The listing below should be printed exactly, every line of it. Skip the pictures.

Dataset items
## START

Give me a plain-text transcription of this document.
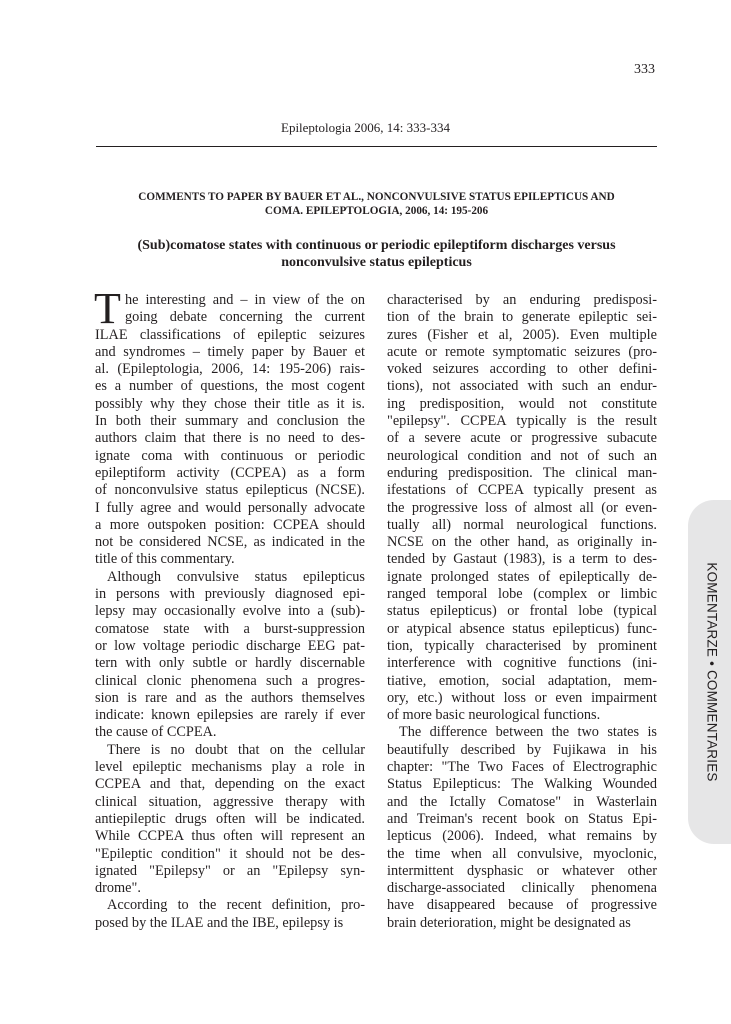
333
Epileptologia 2006, 14: 333-334
COMMENTS TO PAPER BY BAUER ET AL., NONCONVULSIVE STATUS EPILEPTICUS AND
COMA. EPILEPTOLOGIA, 2006, 14: 195-206
(Sub)comatose states with continuous or periodic epileptiform discharges versus
nonconvulsive status epilepticus
T he interesting and – in view of the on
going debate concerning the current
ILAE classifications of epileptic seizures
and syndromes – timely paper by Bauer et
al. (Epileptologia, 2006, 14: 195-206) rais-
es a number of questions, the most cogent
possibly why they chose their title as it is.
In both their summary and conclusion the
authors claim that there is no need to des-
ignate coma with continuous or periodic
epileptiform activity (CCPEA) as a form
of nonconvulsive status epilepticus (NCSE).
I fully agree and would personally advocate
a more outspoken position: CCPEA should
not be considered NCSE, as indicated in the
title of this commentary.
Although convulsive status epilepticus
in persons with previously diagnosed epi-
lepsy may occasionally evolve into a (sub)-
comatose state with a burst-suppression
or low voltage periodic discharge EEG pat-
tern with only subtle or hardly discernable
clinical clonic phenomena such a progres-
sion is rare and as the authors themselves
indicate: known epilepsies are rarely if ever
the cause of CCPEA.
There is no doubt that on the cellular
level epileptic mechanisms play a role in
CCPEA and that, depending on the exact
clinical situation, aggressive therapy with
antiepileptic drugs often will be indicated.
While CCPEA thus often will represent an
"Epileptic condition" it should not be des-
ignated "Epilepsy" or an "Epilepsy syn-
drome".
According to the recent definition, pro-
posed by the ILAE and the IBE, epilepsy is
characterised by an enduring predisposi-
tion of the brain to generate epileptic sei-
zures (Fisher et al, 2005). Even multiple
acute or remote symptomatic seizures (pro-
voked seizures according to other defini-
tions), not associated with such an endur-
ing predisposition, would not constitute
"epilepsy". CCPEA typically is the result
of a severe acute or progressive subacute
neurological condition and not of such an
enduring predisposition. The clinical man-
ifestations of CCPEA typically present as
the progressive loss of almost all (or even-
tually all) normal neurological functions.
NCSE on the other hand, as originally in-
tended by Gastaut (1983), is a term to des-
ignate prolonged states of epileptically de-
ranged temporal lobe (complex or limbic
status epilepticus) or frontal lobe (typical
or atypical absence status epilepticus) func-
tion, typically characterised by prominent
interference with cognitive functions (ini-
tiative, emotion, social adaptation, mem-
ory, etc.) without loss or even impairment
of more basic neurological functions.
The difference between the two states is
beautifully described by Fujikawa in his
chapter: "The Two Faces of Electrographic
Status Epilepticus: The Walking Wounded
and the Ictally Comatose" in Wasterlain
and Treiman's recent book on Status Epi-
lepticus (2006). Indeed, what remains by
the time when all convulsive, myoclonic,
intermittent dysphasic or whatever other
discharge-associated clinically phenomena
have disappeared because of progressive
brain deterioration, might be designated as
KOMENTARZE • COMMENTARIES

## END

-- Task output --
Give me a plain-text transcription of this document.
333
Epileptologia 2006, 14: 333-334
COMMENTS TO PAPER BY BAUER ET AL., NONCONVULSIVE STATUS EPILEPTICUS AND
COMA. EPILEPTOLOGIA, 2006, 14: 195-206
(Sub)comatose states with continuous or periodic epileptiform discharges versus
nonconvulsive status epilepticus
T he interesting and – in view of the on
going debate concerning the current
ILAE classifications of epileptic seizures
and syndromes – timely paper by Bauer et
al. (Epileptologia, 2006, 14: 195-206) rais-
es a number of questions, the most cogent
possibly why they chose their title as it is.
In both their summary and conclusion the
authors claim that there is no need to des-
ignate coma with continuous or periodic
epileptiform activity (CCPEA) as a form
of nonconvulsive status epilepticus (NCSE).
I fully agree and would personally advocate
a more outspoken position: CCPEA should
not be considered NCSE, as indicated in the
title of this commentary.
Although convulsive status epilepticus
in persons with previously diagnosed epi-
lepsy may occasionally evolve into a (sub)-
comatose state with a burst-suppression
or low voltage periodic discharge EEG pat-
tern with only subtle or hardly discernable
clinical clonic phenomena such a progres-
sion is rare and as the authors themselves
indicate: known epilepsies are rarely if ever
the cause of CCPEA.
There is no doubt that on the cellular
level epileptic mechanisms play a role in
CCPEA and that, depending on the exact
clinical situation, aggressive therapy with
antiepileptic drugs often will be indicated.
While CCPEA thus often will represent an
"Epileptic condition" it should not be des-
ignated "Epilepsy" or an "Epilepsy syn-
drome".
According to the recent definition, pro-
posed by the ILAE and the IBE, epilepsy is
characterised by an enduring predisposi-
tion of the brain to generate epileptic sei-
zures (Fisher et al, 2005). Even multiple
acute or remote symptomatic seizures (pro-
voked seizures according to other defini-
tions), not associated with such an endur-
ing predisposition, would not constitute
"epilepsy". CCPEA typically is the result
of a severe acute or progressive subacute
neurological condition and not of such an
enduring predisposition. The clinical man-
ifestations of CCPEA typically present as
the progressive loss of almost all (or even-
tually all) normal neurological functions.
NCSE on the other hand, as originally in-
tended by Gastaut (1983), is a term to des-
ignate prolonged states of epileptically de-
ranged temporal lobe (complex or limbic
status epilepticus) or frontal lobe (typical
or atypical absence status epilepticus) func-
tion, typically characterised by prominent
interference with cognitive functions (ini-
tiative, emotion, social adaptation, mem-
ory, etc.) without loss or even impairment
of more basic neurological functions.
The difference between the two states is
beautifully described by Fujikawa in his
chapter: "The Two Faces of Electrographic
Status Epilepticus: The Walking Wounded
and the Ictally Comatose" in Wasterlain
and Treiman's recent book on Status Epi-
lepticus (2006). Indeed, what remains by
the time when all convulsive, myoclonic,
intermittent dysphasic or whatever other
discharge-associated clinically phenomena
have disappeared because of progressive
brain deterioration, might be designated as
KOMENTARZE • COMMENTARIES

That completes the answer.